Figure data in JSON:
* begin *

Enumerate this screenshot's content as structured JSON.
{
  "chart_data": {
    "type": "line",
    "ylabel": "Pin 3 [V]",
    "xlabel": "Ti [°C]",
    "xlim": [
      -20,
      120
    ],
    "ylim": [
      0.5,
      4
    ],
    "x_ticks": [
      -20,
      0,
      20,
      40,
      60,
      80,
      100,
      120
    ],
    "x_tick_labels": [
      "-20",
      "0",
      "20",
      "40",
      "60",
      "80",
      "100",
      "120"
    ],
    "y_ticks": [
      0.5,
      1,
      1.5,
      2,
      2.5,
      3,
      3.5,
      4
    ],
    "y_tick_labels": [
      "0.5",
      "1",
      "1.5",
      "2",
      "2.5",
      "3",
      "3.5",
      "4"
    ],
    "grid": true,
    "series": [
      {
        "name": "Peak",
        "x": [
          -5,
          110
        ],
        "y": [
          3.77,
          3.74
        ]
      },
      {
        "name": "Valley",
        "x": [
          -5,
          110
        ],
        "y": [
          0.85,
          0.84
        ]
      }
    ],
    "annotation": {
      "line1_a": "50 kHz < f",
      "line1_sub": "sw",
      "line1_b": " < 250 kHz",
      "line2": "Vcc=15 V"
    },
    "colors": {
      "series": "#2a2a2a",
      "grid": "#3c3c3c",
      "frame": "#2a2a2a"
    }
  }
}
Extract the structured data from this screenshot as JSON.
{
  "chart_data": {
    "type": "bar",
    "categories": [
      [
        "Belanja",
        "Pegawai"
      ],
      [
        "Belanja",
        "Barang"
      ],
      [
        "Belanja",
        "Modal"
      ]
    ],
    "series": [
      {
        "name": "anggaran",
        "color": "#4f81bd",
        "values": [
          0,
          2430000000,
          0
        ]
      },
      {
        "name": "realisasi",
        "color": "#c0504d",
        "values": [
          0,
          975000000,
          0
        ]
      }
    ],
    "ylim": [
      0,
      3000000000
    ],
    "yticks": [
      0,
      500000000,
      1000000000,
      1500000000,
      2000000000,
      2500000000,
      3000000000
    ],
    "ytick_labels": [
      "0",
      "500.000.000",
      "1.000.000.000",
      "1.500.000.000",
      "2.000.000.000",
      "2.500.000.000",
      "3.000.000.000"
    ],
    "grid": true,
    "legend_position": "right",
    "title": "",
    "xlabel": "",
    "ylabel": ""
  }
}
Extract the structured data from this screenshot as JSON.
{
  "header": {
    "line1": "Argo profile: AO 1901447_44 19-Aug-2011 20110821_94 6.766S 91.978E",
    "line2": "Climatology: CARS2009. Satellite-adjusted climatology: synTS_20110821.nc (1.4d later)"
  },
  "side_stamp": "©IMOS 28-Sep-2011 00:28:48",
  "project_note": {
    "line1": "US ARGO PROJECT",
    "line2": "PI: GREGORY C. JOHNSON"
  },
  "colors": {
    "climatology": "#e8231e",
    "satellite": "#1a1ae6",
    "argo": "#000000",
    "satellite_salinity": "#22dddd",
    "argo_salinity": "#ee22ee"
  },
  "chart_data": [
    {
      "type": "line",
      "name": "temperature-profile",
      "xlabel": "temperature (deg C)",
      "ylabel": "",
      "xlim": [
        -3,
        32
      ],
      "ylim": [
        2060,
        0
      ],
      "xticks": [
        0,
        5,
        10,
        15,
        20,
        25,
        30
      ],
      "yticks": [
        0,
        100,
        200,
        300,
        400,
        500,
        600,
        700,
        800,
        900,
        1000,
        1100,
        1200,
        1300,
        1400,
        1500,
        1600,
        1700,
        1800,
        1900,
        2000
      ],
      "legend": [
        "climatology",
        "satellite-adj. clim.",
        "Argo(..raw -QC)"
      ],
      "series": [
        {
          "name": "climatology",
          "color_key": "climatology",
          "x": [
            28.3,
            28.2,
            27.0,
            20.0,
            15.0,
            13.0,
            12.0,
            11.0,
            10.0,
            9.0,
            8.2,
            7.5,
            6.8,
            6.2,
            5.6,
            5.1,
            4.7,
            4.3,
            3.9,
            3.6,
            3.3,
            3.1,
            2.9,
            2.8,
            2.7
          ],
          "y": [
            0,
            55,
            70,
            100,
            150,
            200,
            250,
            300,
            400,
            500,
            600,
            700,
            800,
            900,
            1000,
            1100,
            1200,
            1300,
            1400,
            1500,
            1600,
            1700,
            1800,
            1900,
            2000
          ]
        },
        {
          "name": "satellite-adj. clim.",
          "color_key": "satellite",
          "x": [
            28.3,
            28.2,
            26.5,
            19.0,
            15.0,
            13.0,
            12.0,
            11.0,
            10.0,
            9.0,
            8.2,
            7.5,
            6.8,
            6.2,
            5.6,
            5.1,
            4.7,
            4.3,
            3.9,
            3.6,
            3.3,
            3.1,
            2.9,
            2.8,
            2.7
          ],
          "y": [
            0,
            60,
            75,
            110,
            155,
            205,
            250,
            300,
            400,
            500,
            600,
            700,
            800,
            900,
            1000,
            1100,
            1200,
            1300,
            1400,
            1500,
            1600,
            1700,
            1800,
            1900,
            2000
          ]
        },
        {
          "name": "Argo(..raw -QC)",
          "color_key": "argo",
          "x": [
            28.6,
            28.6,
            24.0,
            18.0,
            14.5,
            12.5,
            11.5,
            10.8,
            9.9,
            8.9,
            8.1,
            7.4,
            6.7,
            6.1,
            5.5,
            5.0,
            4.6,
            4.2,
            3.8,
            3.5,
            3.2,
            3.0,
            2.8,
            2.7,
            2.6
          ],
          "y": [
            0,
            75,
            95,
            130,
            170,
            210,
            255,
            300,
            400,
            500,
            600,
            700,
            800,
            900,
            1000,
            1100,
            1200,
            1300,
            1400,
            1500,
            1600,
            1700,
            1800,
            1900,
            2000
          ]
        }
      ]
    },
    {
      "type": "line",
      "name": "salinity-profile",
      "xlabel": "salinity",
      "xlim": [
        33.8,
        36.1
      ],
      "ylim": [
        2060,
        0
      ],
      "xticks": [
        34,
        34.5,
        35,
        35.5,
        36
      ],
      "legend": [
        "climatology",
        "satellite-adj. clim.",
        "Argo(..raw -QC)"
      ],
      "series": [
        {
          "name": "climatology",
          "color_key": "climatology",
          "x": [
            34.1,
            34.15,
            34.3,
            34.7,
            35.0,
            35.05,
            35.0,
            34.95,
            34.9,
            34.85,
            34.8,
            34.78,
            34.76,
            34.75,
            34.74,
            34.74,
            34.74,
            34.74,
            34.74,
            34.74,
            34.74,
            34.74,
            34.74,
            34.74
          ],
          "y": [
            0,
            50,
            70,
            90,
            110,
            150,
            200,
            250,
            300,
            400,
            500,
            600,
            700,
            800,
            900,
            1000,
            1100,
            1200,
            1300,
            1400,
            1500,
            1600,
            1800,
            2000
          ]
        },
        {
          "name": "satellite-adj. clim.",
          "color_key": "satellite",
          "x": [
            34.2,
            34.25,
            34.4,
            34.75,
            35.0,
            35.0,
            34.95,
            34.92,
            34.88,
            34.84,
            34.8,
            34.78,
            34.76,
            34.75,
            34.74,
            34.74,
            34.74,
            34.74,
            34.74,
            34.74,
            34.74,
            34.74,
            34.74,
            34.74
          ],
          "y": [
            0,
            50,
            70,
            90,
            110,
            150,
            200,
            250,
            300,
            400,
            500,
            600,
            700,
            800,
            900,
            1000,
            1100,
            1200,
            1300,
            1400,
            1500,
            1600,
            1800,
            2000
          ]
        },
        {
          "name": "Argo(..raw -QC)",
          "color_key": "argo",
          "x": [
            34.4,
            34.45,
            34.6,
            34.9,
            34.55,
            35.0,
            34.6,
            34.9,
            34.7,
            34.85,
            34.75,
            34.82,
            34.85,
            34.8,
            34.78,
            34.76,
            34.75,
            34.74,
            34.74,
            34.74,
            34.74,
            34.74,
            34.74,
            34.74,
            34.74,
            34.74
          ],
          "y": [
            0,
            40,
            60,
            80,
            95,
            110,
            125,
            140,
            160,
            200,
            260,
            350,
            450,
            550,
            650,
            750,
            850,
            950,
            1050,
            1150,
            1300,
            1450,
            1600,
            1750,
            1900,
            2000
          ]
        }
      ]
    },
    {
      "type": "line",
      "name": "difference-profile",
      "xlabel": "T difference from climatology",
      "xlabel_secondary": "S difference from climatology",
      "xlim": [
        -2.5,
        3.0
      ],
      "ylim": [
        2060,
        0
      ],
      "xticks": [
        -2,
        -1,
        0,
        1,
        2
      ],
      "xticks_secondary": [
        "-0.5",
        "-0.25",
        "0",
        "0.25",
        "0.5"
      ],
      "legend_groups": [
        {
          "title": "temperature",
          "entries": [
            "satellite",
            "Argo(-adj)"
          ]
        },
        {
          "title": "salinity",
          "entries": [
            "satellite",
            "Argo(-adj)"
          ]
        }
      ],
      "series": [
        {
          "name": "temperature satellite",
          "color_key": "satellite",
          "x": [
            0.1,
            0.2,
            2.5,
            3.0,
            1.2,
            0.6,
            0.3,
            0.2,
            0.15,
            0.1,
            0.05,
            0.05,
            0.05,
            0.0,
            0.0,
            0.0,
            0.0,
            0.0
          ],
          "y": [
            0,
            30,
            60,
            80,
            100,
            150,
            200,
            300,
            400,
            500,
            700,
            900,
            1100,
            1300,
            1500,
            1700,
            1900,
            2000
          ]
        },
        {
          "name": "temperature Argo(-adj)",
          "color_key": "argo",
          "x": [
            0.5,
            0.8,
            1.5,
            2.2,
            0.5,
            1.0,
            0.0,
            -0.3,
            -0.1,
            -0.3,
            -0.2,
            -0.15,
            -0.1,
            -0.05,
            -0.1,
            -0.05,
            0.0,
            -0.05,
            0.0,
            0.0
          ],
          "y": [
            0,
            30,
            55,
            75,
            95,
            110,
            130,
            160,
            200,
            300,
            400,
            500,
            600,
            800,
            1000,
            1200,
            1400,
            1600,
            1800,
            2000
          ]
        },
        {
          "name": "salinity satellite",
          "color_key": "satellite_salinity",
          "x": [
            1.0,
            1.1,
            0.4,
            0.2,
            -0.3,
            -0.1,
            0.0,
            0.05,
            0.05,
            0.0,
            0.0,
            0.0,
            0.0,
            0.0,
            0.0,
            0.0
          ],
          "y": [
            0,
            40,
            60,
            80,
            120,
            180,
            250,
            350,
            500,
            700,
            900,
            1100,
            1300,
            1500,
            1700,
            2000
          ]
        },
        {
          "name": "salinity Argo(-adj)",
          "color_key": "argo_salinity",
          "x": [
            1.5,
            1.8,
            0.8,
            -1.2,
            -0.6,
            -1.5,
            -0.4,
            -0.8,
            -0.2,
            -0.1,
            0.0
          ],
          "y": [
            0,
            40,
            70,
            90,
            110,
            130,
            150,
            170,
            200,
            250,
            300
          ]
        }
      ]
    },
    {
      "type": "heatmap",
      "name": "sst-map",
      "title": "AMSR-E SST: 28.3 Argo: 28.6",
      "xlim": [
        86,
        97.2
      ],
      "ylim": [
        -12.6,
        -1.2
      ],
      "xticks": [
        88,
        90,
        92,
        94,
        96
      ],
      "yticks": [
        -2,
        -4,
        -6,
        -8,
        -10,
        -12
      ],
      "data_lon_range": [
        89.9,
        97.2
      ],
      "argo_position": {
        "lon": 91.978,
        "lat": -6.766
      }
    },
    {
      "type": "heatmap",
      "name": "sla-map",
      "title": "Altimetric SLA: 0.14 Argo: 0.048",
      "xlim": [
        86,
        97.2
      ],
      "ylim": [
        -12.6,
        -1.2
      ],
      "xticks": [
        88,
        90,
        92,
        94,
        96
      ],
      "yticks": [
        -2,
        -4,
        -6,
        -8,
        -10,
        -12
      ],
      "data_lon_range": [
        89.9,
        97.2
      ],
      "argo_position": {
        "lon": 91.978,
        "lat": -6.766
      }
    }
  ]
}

* end *

In the material above, find each line that contains the word "from", and select it.

▶ OUTPUT BELOW
Extract the structured data from this screenshot as JSON.
Extract the structured data from this screenshot as JSON.
      "xlabel": "T difference from climatology",
      "xlabel_secondary": "S difference from climatology",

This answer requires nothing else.